**Instructions for the task**.
Give every entry again, unchanged, and leave its images out.

**Material for this exercise**.
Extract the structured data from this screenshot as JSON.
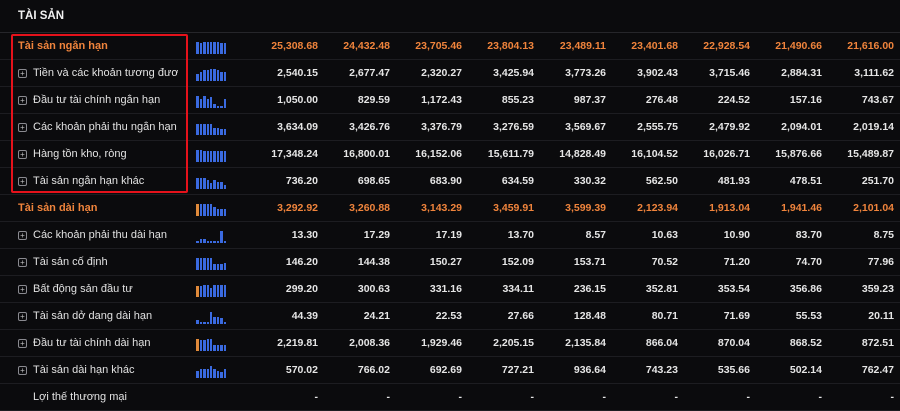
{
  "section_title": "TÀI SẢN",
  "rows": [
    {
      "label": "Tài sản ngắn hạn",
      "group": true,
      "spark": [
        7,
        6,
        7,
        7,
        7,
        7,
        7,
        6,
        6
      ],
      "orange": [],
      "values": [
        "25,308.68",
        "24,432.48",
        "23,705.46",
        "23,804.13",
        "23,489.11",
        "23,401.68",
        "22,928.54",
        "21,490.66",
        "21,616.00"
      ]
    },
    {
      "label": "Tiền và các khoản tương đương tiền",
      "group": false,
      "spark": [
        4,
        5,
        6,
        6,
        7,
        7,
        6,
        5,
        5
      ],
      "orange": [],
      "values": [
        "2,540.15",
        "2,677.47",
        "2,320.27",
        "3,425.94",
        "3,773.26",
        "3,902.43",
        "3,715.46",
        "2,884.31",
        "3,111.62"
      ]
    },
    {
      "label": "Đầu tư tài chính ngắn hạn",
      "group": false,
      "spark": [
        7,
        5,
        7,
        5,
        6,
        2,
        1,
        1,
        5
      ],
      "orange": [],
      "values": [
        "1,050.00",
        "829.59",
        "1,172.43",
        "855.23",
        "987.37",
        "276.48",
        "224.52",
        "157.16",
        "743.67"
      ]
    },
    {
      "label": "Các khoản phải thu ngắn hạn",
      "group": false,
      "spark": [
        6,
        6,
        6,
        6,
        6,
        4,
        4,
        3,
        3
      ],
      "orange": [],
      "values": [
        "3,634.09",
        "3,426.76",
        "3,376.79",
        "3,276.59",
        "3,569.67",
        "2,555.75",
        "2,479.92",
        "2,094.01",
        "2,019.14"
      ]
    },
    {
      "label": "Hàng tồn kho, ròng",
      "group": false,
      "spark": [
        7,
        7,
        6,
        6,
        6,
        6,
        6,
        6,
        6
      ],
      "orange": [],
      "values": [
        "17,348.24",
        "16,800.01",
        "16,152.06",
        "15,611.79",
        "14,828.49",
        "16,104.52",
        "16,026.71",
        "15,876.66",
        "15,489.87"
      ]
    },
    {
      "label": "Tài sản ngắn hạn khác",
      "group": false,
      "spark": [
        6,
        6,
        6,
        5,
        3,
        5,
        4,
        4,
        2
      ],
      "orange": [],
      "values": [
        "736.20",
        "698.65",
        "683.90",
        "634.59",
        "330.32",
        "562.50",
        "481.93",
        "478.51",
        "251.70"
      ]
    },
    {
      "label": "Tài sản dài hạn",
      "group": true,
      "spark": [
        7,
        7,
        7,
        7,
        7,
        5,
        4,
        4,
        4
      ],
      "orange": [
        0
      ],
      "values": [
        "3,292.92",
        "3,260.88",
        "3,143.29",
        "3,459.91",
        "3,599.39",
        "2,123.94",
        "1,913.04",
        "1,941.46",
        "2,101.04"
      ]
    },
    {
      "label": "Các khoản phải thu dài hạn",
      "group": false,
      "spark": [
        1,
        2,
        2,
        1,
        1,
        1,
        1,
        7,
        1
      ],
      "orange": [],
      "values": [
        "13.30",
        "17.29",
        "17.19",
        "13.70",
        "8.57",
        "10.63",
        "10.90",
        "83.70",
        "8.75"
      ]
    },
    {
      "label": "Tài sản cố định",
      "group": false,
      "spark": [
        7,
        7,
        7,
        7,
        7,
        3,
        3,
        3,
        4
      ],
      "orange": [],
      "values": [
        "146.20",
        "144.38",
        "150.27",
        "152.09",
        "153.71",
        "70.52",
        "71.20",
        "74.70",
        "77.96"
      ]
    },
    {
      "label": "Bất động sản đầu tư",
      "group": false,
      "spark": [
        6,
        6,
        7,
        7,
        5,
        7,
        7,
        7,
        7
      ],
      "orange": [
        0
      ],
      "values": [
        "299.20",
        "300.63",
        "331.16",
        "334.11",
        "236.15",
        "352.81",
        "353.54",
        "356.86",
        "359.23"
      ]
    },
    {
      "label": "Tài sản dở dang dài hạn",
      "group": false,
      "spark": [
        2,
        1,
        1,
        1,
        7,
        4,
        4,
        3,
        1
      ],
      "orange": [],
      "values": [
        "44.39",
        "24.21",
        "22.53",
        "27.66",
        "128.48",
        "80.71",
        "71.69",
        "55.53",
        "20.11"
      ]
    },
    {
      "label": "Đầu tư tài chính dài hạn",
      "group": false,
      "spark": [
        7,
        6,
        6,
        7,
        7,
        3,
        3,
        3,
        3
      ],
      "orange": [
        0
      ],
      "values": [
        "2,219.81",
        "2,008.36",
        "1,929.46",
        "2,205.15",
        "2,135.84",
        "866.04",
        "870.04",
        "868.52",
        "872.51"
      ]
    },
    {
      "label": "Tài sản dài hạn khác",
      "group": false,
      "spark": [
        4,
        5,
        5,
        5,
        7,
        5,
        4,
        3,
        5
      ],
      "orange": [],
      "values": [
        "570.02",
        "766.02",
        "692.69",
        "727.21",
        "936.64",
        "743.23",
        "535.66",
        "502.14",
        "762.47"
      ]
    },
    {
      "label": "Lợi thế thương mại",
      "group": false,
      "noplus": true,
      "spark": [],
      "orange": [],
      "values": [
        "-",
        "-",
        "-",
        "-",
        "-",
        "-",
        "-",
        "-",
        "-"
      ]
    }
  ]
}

**Response to this task**.
Extract the structured data from this screenshot as JSON.
{
  "section_title": "TÀI SẢN",
  "rows": [
    {
      "label": "Tài sản ngắn hạn",
      "group": true,
      "spark": [
        7,
        6,
        7,
        7,
        7,
        7,
        7,
        6,
        6
      ],
      "orange": [],
      "values": [
        "25,308.68",
        "24,432.48",
        "23,705.46",
        "23,804.13",
        "23,489.11",
        "23,401.68",
        "22,928.54",
        "21,490.66",
        "21,616.00"
      ]
    },
    {
      "label": "Tiền và các khoản tương đương tiền",
      "group": false,
      "spark": [
        4,
        5,
        6,
        6,
        7,
        7,
        6,
        5,
        5
      ],
      "orange": [],
      "values": [
        "2,540.15",
        "2,677.47",
        "2,320.27",
        "3,425.94",
        "3,773.26",
        "3,902.43",
        "3,715.46",
        "2,884.31",
        "3,111.62"
      ]
    },
    {
      "label": "Đầu tư tài chính ngắn hạn",
      "group": false,
      "spark": [
        7,
        5,
        7,
        5,
        6,
        2,
        1,
        1,
        5
      ],
      "orange": [],
      "values": [
        "1,050.00",
        "829.59",
        "1,172.43",
        "855.23",
        "987.37",
        "276.48",
        "224.52",
        "157.16",
        "743.67"
      ]
    },
    {
      "label": "Các khoản phải thu ngắn hạn",
      "group": false,
      "spark": [
        6,
        6,
        6,
        6,
        6,
        4,
        4,
        3,
        3
      ],
      "orange": [],
      "values": [
        "3,634.09",
        "3,426.76",
        "3,376.79",
        "3,276.59",
        "3,569.67",
        "2,555.75",
        "2,479.92",
        "2,094.01",
        "2,019.14"
      ]
    },
    {
      "label": "Hàng tồn kho, ròng",
      "group": false,
      "spark": [
        7,
        7,
        6,
        6,
        6,
        6,
        6,
        6,
        6
      ],
      "orange": [],
      "values": [
        "17,348.24",
        "16,800.01",
        "16,152.06",
        "15,611.79",
        "14,828.49",
        "16,104.52",
        "16,026.71",
        "15,876.66",
        "15,489.87"
      ]
    },
    {
      "label": "Tài sản ngắn hạn khác",
      "group": false,
      "spark": [
        6,
        6,
        6,
        5,
        3,
        5,
        4,
        4,
        2
      ],
      "orange": [],
      "values": [
        "736.20",
        "698.65",
        "683.90",
        "634.59",
        "330.32",
        "562.50",
        "481.93",
        "478.51",
        "251.70"
      ]
    },
    {
      "label": "Tài sản dài hạn",
      "group": true,
      "spark": [
        7,
        7,
        7,
        7,
        7,
        5,
        4,
        4,
        4
      ],
      "orange": [
        0
      ],
      "values": [
        "3,292.92",
        "3,260.88",
        "3,143.29",
        "3,459.91",
        "3,599.39",
        "2,123.94",
        "1,913.04",
        "1,941.46",
        "2,101.04"
      ]
    },
    {
      "label": "Các khoản phải thu dài hạn",
      "group": false,
      "spark": [
        1,
        2,
        2,
        1,
        1,
        1,
        1,
        7,
        1
      ],
      "orange": [],
      "values": [
        "13.30",
        "17.29",
        "17.19",
        "13.70",
        "8.57",
        "10.63",
        "10.90",
        "83.70",
        "8.75"
      ]
    },
    {
      "label": "Tài sản cố định",
      "group": false,
      "spark": [
        7,
        7,
        7,
        7,
        7,
        3,
        3,
        3,
        4
      ],
      "orange": [],
      "values": [
        "146.20",
        "144.38",
        "150.27",
        "152.09",
        "153.71",
        "70.52",
        "71.20",
        "74.70",
        "77.96"
      ]
    },
    {
      "label": "Bất động sản đầu tư",
      "group": false,
      "spark": [
        6,
        6,
        7,
        7,
        5,
        7,
        7,
        7,
        7
      ],
      "orange": [
        0
      ],
      "values": [
        "299.20",
        "300.63",
        "331.16",
        "334.11",
        "236.15",
        "352.81",
        "353.54",
        "356.86",
        "359.23"
      ]
    },
    {
      "label": "Tài sản dở dang dài hạn",
      "group": false,
      "spark": [
        2,
        1,
        1,
        1,
        7,
        4,
        4,
        3,
        1
      ],
      "orange": [],
      "values": [
        "44.39",
        "24.21",
        "22.53",
        "27.66",
        "128.48",
        "80.71",
        "71.69",
        "55.53",
        "20.11"
      ]
    },
    {
      "label": "Đầu tư tài chính dài hạn",
      "group": false,
      "spark": [
        7,
        6,
        6,
        7,
        7,
        3,
        3,
        3,
        3
      ],
      "orange": [
        0
      ],
      "values": [
        "2,219.81",
        "2,008.36",
        "1,929.46",
        "2,205.15",
        "2,135.84",
        "866.04",
        "870.04",
        "868.52",
        "872.51"
      ]
    },
    {
      "label": "Tài sản dài hạn khác",
      "group": false,
      "spark": [
        4,
        5,
        5,
        5,
        7,
        5,
        4,
        3,
        5
      ],
      "orange": [],
      "values": [
        "570.02",
        "766.02",
        "692.69",
        "727.21",
        "936.64",
        "743.23",
        "535.66",
        "502.14",
        "762.47"
      ]
    },
    {
      "label": "Lợi thế thương mại",
      "group": false,
      "noplus": true,
      "spark": [],
      "orange": [],
      "values": [
        "-",
        "-",
        "-",
        "-",
        "-",
        "-",
        "-",
        "-",
        "-"
      ]
    }
  ]
}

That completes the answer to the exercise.